- TASK STATEMENT: Transcribe every line of the listing below without any deviation.

━━━━━ RECORDS FOR THIS EXERCISE

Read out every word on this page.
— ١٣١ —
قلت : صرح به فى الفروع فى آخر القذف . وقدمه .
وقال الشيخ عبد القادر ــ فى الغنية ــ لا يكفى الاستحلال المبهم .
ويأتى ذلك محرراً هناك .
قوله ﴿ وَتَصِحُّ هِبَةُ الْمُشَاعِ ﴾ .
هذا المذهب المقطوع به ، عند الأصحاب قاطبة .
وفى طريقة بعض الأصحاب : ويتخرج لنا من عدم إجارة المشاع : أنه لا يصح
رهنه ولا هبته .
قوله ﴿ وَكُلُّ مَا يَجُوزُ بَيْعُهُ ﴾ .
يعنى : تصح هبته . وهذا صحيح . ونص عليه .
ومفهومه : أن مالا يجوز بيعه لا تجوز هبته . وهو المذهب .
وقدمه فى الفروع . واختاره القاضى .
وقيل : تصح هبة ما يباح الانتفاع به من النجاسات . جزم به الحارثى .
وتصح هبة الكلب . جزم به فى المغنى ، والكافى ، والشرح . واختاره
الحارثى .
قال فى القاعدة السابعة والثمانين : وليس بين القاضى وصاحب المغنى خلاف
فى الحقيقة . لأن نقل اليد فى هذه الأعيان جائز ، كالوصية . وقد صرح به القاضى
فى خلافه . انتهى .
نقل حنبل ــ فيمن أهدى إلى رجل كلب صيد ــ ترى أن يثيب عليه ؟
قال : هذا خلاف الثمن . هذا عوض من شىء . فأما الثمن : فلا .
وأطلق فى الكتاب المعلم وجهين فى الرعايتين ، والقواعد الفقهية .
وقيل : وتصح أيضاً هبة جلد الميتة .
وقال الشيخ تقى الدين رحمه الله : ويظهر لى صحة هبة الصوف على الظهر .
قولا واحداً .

━━━━━━━━━━

- COMPLETE OUTPUT:
Read out every word on this page.
— ١٣١ —
قلت : صرح به فى الفروع فى آخر القذف . وقدمه .
وقال الشيخ عبد القادر ــ فى الغنية ــ لا يكفى الاستحلال المبهم .
ويأتى ذلك محرراً هناك .
قوله ﴿ وَتَصِحُّ هِبَةُ الْمُشَاعِ ﴾ .
هذا المذهب المقطوع به ، عند الأصحاب قاطبة .
وفى طريقة بعض الأصحاب : ويتخرج لنا من عدم إجارة المشاع : أنه لا يصح
رهنه ولا هبته .
قوله ﴿ وَكُلُّ مَا يَجُوزُ بَيْعُهُ ﴾ .
يعنى : تصح هبته . وهذا صحيح . ونص عليه .
ومفهومه : أن مالا يجوز بيعه لا تجوز هبته . وهو المذهب .
وقدمه فى الفروع . واختاره القاضى .
وقيل : تصح هبة ما يباح الانتفاع به من النجاسات . جزم به الحارثى .
وتصح هبة الكلب . جزم به فى المغنى ، والكافى ، والشرح . واختاره
الحارثى .
قال فى القاعدة السابعة والثمانين : وليس بين القاضى وصاحب المغنى خلاف
فى الحقيقة . لأن نقل اليد فى هذه الأعيان جائز ، كالوصية . وقد صرح به القاضى
فى خلافه . انتهى .
نقل حنبل ــ فيمن أهدى إلى رجل كلب صيد ــ ترى أن يثيب عليه ؟
قال : هذا خلاف الثمن . هذا عوض من شىء . فأما الثمن : فلا .
وأطلق فى الكتاب المعلم وجهين فى الرعايتين ، والقواعد الفقهية .
وقيل : وتصح أيضاً هبة جلد الميتة .
وقال الشيخ تقى الدين رحمه الله : ويظهر لى صحة هبة الصوف على الظهر .
قولا واحداً .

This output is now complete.